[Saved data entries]

--- start ---

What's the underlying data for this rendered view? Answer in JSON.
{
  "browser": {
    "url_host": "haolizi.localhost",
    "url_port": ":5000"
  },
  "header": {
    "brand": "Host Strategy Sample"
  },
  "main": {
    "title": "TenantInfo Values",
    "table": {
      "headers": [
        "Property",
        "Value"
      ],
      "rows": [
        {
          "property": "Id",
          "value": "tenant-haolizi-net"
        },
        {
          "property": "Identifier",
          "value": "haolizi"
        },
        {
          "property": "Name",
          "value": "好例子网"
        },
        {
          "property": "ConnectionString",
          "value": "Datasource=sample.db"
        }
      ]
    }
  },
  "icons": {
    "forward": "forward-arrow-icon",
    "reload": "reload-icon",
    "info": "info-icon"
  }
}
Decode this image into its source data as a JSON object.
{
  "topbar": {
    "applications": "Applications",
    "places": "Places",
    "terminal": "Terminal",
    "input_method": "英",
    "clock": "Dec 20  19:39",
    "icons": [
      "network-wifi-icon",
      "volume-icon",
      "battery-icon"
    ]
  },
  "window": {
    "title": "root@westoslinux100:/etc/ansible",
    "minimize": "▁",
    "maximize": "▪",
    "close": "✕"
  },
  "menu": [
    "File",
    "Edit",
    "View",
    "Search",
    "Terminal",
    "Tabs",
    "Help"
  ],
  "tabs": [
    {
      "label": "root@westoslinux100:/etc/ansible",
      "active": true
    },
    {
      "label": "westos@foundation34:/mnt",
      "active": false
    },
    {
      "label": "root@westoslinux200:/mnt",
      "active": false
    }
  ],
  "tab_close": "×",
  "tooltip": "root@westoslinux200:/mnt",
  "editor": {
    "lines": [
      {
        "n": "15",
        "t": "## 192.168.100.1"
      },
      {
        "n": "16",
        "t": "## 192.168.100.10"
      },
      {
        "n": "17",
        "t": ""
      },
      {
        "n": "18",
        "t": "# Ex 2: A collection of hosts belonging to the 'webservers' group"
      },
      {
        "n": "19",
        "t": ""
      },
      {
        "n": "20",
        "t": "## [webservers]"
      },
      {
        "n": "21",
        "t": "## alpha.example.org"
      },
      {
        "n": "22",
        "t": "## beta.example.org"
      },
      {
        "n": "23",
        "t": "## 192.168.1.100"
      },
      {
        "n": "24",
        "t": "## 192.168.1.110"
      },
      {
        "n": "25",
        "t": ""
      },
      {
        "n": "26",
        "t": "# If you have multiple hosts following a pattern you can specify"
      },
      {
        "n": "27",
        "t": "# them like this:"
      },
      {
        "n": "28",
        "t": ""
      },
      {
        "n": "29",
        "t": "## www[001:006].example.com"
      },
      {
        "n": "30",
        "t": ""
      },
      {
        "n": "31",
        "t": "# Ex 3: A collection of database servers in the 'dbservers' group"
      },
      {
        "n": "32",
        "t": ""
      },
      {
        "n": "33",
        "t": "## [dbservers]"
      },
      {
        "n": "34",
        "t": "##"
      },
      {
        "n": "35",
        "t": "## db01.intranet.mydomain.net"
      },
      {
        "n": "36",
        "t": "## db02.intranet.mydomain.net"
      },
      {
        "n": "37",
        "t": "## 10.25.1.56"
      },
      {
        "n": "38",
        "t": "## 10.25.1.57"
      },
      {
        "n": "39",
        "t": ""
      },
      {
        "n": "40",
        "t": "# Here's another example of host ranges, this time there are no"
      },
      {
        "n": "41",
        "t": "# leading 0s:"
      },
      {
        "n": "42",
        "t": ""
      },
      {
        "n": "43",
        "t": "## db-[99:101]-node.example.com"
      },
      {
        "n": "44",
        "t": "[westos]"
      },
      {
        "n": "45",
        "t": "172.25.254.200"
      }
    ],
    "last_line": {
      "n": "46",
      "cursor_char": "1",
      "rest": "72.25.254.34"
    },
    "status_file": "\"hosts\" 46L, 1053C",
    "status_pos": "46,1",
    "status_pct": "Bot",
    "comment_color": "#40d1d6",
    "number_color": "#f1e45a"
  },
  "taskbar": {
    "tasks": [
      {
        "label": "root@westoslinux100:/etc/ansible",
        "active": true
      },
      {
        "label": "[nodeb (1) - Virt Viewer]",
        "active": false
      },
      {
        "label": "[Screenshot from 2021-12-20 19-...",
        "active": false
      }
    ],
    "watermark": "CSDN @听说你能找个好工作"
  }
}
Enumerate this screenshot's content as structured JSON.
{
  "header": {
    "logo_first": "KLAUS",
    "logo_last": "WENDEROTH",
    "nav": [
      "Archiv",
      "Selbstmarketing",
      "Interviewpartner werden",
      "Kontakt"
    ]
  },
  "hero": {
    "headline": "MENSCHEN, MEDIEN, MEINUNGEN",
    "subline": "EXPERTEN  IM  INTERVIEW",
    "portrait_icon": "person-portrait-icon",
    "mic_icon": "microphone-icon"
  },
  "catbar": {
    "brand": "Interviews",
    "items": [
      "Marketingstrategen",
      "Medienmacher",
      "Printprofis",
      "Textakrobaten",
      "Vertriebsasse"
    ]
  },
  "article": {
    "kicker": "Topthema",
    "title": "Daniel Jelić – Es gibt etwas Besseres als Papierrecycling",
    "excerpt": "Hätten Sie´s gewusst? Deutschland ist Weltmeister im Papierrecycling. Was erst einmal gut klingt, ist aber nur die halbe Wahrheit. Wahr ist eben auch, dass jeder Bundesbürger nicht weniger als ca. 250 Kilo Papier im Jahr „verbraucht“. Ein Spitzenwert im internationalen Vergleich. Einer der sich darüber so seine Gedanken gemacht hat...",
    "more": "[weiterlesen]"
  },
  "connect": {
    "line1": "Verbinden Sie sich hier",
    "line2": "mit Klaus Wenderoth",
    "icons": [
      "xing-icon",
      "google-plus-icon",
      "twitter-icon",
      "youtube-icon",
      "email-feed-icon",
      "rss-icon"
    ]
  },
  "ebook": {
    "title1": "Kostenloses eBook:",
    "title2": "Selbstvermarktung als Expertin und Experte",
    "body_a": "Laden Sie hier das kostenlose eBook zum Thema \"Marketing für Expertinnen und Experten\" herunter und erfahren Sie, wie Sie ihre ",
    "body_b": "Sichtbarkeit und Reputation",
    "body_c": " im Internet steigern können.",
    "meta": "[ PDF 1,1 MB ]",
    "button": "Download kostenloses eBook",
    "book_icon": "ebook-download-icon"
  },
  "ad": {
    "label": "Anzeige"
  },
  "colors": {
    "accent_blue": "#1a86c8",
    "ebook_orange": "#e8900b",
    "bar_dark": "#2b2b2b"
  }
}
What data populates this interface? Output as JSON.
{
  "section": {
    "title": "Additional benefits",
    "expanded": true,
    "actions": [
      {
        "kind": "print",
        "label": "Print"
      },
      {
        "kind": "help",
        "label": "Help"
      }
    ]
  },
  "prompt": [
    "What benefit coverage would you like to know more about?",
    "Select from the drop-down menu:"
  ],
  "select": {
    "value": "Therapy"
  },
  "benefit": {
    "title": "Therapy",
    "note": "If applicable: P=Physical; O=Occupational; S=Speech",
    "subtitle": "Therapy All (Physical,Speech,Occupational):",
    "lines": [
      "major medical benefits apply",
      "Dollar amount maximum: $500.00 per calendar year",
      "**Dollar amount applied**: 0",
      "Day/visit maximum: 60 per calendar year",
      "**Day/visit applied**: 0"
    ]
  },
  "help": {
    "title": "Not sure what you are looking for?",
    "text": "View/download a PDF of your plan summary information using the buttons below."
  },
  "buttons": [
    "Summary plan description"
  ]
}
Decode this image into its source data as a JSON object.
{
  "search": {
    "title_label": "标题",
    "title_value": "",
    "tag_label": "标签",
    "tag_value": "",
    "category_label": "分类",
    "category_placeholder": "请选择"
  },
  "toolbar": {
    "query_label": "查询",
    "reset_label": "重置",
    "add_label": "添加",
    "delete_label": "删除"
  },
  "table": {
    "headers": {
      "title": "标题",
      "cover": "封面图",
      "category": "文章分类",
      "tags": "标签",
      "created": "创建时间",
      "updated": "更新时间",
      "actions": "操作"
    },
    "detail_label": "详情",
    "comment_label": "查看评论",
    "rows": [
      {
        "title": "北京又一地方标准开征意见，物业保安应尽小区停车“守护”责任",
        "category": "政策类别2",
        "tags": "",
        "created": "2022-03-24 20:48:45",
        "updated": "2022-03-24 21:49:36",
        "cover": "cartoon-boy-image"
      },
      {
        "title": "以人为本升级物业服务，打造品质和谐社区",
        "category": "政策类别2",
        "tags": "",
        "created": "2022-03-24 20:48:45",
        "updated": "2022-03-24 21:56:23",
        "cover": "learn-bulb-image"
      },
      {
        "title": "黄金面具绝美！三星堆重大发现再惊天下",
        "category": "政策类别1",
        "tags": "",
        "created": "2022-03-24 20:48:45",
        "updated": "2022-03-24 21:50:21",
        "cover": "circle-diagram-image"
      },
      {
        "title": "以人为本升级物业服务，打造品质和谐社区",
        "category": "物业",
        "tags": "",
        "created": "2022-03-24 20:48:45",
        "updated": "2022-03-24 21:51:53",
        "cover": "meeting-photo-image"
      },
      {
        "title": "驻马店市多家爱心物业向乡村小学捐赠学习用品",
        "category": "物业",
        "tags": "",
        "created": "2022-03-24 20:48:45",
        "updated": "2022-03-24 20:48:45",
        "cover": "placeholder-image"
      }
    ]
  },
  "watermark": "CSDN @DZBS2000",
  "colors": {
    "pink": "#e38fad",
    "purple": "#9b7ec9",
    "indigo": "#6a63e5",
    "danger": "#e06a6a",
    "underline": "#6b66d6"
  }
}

--- end ---

▶ Exercise task:
What is the number of lines that contain "Dollar"? Reply with that number alone.

▶ Answer to the exercise:
2